┏━━
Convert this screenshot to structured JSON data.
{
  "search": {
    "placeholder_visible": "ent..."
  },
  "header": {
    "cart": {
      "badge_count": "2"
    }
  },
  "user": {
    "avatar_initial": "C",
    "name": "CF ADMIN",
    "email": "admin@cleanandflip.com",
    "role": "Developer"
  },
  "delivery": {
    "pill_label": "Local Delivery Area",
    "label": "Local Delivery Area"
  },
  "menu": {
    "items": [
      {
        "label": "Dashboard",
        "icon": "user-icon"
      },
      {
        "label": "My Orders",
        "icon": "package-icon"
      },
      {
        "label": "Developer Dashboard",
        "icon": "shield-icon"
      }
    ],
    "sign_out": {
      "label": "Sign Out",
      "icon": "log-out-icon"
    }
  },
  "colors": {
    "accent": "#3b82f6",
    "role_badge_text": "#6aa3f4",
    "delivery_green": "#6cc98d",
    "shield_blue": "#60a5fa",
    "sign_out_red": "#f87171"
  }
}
┗━━
Stated task:
Extract the complete data, matching each line exactly.

Final result:
Convert this screenshot to structured JSON data.
{
  "search": {
    "placeholder_visible": "ent..."
  },
  "header": {
    "cart": {
      "badge_count": "2"
    }
  },
  "user": {
    "avatar_initial": "C",
    "name": "CF ADMIN",
    "email": "admin@cleanandflip.com",
    "role": "Developer"
  },
  "delivery": {
    "pill_label": "Local Delivery Area",
    "label": "Local Delivery Area"
  },
  "menu": {
    "items": [
      {
        "label": "Dashboard",
        "icon": "user-icon"
      },
      {
        "label": "My Orders",
        "icon": "package-icon"
      },
      {
        "label": "Developer Dashboard",
        "icon": "shield-icon"
      }
    ],
    "sign_out": {
      "label": "Sign Out",
      "icon": "log-out-icon"
    }
  },
  "colors": {
    "accent": "#3b82f6",
    "role_badge_text": "#6aa3f4",
    "delivery_green": "#6cc98d",
    "shield_blue": "#60a5fa",
    "sign_out_red": "#f87171"
  }
}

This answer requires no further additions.